Written task: Return the count of lines that mention "liberté", with no other words.
═══ Data rows ═══
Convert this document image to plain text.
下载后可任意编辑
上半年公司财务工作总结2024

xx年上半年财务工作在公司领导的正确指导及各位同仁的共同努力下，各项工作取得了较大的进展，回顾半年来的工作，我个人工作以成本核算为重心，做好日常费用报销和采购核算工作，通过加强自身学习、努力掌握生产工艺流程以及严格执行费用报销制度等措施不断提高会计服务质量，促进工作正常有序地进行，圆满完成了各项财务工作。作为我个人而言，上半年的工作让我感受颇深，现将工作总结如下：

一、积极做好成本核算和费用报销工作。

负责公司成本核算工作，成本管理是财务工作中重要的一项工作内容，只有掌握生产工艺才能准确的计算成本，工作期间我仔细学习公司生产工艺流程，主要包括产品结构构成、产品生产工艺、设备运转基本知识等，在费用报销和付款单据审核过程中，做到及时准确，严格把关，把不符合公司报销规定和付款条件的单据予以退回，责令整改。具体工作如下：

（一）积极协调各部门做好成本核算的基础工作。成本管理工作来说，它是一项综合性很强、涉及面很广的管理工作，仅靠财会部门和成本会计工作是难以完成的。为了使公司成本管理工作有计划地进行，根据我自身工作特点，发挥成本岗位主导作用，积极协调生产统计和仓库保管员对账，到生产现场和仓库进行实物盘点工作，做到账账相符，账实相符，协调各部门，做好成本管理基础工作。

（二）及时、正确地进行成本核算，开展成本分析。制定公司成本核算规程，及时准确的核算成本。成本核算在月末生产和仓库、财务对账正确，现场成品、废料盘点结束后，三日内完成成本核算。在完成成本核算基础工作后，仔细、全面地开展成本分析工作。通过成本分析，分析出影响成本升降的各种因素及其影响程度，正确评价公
═══
═══ Data rows ═══
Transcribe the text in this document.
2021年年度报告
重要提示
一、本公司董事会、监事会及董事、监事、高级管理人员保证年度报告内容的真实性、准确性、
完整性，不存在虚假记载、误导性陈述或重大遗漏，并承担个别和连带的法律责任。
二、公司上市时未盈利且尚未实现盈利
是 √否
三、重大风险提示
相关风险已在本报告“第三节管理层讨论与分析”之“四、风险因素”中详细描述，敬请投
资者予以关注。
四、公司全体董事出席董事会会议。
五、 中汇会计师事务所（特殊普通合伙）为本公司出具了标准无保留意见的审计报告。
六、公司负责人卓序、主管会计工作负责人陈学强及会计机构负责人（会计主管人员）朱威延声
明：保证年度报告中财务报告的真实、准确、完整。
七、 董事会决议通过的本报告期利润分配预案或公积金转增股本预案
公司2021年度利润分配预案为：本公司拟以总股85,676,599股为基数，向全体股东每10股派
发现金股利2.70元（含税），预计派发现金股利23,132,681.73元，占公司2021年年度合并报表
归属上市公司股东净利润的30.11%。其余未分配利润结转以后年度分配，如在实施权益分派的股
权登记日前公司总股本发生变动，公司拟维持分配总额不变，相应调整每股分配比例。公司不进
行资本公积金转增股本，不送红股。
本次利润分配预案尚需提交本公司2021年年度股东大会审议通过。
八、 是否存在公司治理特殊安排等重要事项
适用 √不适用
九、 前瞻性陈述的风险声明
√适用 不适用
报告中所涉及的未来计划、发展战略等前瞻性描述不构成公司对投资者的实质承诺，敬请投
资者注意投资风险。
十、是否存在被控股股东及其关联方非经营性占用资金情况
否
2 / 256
═══
═══ Data rows ═══
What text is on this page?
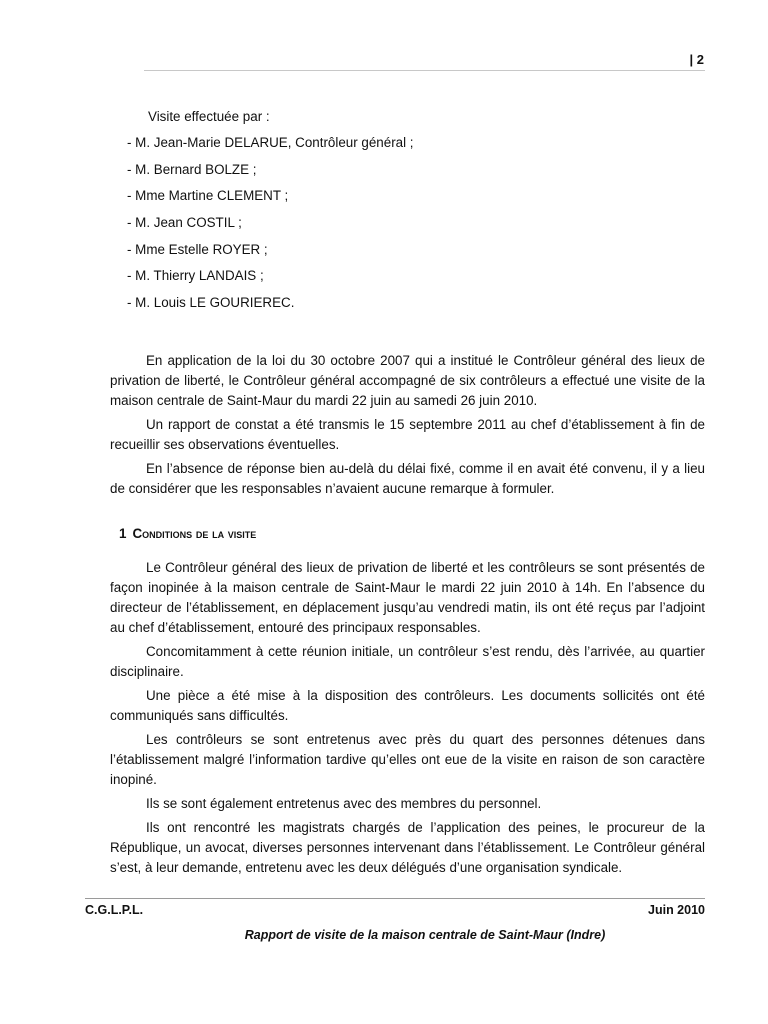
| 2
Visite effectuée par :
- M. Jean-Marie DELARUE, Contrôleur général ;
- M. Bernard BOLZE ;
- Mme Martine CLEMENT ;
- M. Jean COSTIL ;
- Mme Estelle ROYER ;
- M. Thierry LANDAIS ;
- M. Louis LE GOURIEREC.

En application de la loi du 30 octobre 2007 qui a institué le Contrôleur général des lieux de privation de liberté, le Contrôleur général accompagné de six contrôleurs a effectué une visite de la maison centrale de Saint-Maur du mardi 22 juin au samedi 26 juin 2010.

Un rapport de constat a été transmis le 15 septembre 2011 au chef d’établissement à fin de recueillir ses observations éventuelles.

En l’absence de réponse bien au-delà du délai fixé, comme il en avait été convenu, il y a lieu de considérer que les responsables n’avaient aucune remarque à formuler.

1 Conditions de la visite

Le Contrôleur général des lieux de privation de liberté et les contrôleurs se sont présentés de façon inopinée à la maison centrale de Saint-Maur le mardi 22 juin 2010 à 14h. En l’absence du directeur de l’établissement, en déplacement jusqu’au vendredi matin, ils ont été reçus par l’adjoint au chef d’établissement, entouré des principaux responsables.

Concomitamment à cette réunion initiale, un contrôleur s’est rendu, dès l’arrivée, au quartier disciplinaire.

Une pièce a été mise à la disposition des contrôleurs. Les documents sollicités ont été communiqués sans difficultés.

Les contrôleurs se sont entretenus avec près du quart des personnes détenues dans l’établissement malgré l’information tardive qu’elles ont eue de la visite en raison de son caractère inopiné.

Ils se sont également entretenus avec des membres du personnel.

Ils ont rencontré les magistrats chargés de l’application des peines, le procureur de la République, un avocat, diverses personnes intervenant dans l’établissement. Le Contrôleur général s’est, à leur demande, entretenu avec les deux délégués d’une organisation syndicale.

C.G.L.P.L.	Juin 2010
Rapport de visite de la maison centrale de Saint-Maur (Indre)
═══
Solution: 2